◆ **Stated problem**
Output all the data exactly. Pictures do not belong in the copy.

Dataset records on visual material
▬▬▬

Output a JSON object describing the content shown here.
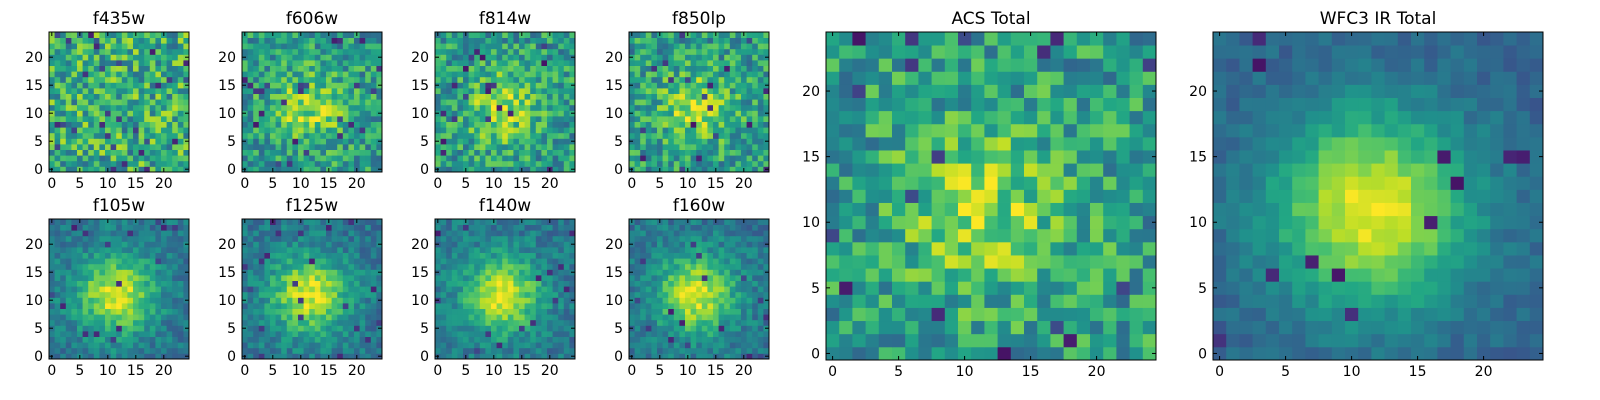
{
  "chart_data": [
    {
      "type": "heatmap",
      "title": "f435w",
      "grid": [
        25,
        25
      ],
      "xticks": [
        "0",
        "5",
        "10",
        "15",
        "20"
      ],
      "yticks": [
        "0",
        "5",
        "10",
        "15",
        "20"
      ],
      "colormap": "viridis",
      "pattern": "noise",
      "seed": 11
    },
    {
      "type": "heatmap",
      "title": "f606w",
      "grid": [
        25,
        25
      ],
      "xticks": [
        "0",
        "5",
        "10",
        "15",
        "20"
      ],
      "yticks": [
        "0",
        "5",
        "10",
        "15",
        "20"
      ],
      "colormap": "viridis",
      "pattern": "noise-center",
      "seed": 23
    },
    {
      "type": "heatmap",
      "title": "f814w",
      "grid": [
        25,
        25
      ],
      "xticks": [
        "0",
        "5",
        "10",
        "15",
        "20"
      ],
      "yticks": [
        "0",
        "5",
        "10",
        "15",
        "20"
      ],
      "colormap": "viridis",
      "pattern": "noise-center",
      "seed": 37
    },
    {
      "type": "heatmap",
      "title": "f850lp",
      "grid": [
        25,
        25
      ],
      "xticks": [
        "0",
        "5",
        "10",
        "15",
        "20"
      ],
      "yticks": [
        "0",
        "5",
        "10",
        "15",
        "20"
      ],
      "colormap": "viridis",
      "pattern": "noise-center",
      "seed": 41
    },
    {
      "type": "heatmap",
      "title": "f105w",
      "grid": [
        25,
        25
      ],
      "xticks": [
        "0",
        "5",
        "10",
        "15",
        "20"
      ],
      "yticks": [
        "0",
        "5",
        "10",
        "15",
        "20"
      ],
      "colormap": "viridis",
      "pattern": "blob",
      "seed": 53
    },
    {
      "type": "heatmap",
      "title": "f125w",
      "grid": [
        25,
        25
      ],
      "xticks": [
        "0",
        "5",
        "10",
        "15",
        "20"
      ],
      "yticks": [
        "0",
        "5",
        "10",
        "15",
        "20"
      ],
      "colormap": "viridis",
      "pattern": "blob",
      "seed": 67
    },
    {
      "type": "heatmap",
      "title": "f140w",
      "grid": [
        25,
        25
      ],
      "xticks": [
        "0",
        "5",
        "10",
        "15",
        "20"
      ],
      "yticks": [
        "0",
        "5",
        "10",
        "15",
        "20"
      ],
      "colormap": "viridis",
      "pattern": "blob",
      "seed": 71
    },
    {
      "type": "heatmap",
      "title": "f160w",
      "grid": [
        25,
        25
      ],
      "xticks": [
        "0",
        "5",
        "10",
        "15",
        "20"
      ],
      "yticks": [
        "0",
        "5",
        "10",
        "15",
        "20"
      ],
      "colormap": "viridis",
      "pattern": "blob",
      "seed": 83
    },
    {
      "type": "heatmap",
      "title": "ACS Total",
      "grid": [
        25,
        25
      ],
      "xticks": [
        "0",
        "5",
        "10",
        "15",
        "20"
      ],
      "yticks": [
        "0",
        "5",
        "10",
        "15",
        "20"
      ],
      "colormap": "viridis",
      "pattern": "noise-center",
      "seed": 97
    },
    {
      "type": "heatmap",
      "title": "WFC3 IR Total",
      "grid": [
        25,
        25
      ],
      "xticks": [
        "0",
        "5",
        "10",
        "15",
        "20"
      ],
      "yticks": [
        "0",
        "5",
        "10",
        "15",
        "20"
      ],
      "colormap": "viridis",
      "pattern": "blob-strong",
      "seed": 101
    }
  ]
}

▬▬▬

◆ **Answer to the problem**
Output a JSON object describing the content shown here.
{
  "chart_data": [
    {
      "type": "heatmap",
      "title": "f435w",
      "grid": [
        25,
        25
      ],
      "xticks": [
        "0",
        "5",
        "10",
        "15",
        "20"
      ],
      "yticks": [
        "0",
        "5",
        "10",
        "15",
        "20"
      ],
      "colormap": "viridis",
      "pattern": "noise",
      "seed": 11
    },
    {
      "type": "heatmap",
      "title": "f606w",
      "grid": [
        25,
        25
      ],
      "xticks": [
        "0",
        "5",
        "10",
        "15",
        "20"
      ],
      "yticks": [
        "0",
        "5",
        "10",
        "15",
        "20"
      ],
      "colormap": "viridis",
      "pattern": "noise-center",
      "seed": 23
    },
    {
      "type": "heatmap",
      "title": "f814w",
      "grid": [
        25,
        25
      ],
      "xticks": [
        "0",
        "5",
        "10",
        "15",
        "20"
      ],
      "yticks": [
        "0",
        "5",
        "10",
        "15",
        "20"
      ],
      "colormap": "viridis",
      "pattern": "noise-center",
      "seed": 37
    },
    {
      "type": "heatmap",
      "title": "f850lp",
      "grid": [
        25,
        25
      ],
      "xticks": [
        "0",
        "5",
        "10",
        "15",
        "20"
      ],
      "yticks": [
        "0",
        "5",
        "10",
        "15",
        "20"
      ],
      "colormap": "viridis",
      "pattern": "noise-center",
      "seed": 41
    },
    {
      "type": "heatmap",
      "title": "f105w",
      "grid": [
        25,
        25
      ],
      "xticks": [
        "0",
        "5",
        "10",
        "15",
        "20"
      ],
      "yticks": [
        "0",
        "5",
        "10",
        "15",
        "20"
      ],
      "colormap": "viridis",
      "pattern": "blob",
      "seed": 53
    },
    {
      "type": "heatmap",
      "title": "f125w",
      "grid": [
        25,
        25
      ],
      "xticks": [
        "0",
        "5",
        "10",
        "15",
        "20"
      ],
      "yticks": [
        "0",
        "5",
        "10",
        "15",
        "20"
      ],
      "colormap": "viridis",
      "pattern": "blob",
      "seed": 67
    },
    {
      "type": "heatmap",
      "title": "f140w",
      "grid": [
        25,
        25
      ],
      "xticks": [
        "0",
        "5",
        "10",
        "15",
        "20"
      ],
      "yticks": [
        "0",
        "5",
        "10",
        "15",
        "20"
      ],
      "colormap": "viridis",
      "pattern": "blob",
      "seed": 71
    },
    {
      "type": "heatmap",
      "title": "f160w",
      "grid": [
        25,
        25
      ],
      "xticks": [
        "0",
        "5",
        "10",
        "15",
        "20"
      ],
      "yticks": [
        "0",
        "5",
        "10",
        "15",
        "20"
      ],
      "colormap": "viridis",
      "pattern": "blob",
      "seed": 83
    },
    {
      "type": "heatmap",
      "title": "ACS Total",
      "grid": [
        25,
        25
      ],
      "xticks": [
        "0",
        "5",
        "10",
        "15",
        "20"
      ],
      "yticks": [
        "0",
        "5",
        "10",
        "15",
        "20"
      ],
      "colormap": "viridis",
      "pattern": "noise-center",
      "seed": 97
    },
    {
      "type": "heatmap",
      "title": "WFC3 IR Total",
      "grid": [
        25,
        25
      ],
      "xticks": [
        "0",
        "5",
        "10",
        "15",
        "20"
      ],
      "yticks": [
        "0",
        "5",
        "10",
        "15",
        "20"
      ],
      "colormap": "viridis",
      "pattern": "blob-strong",
      "seed": 101
    }
  ]
}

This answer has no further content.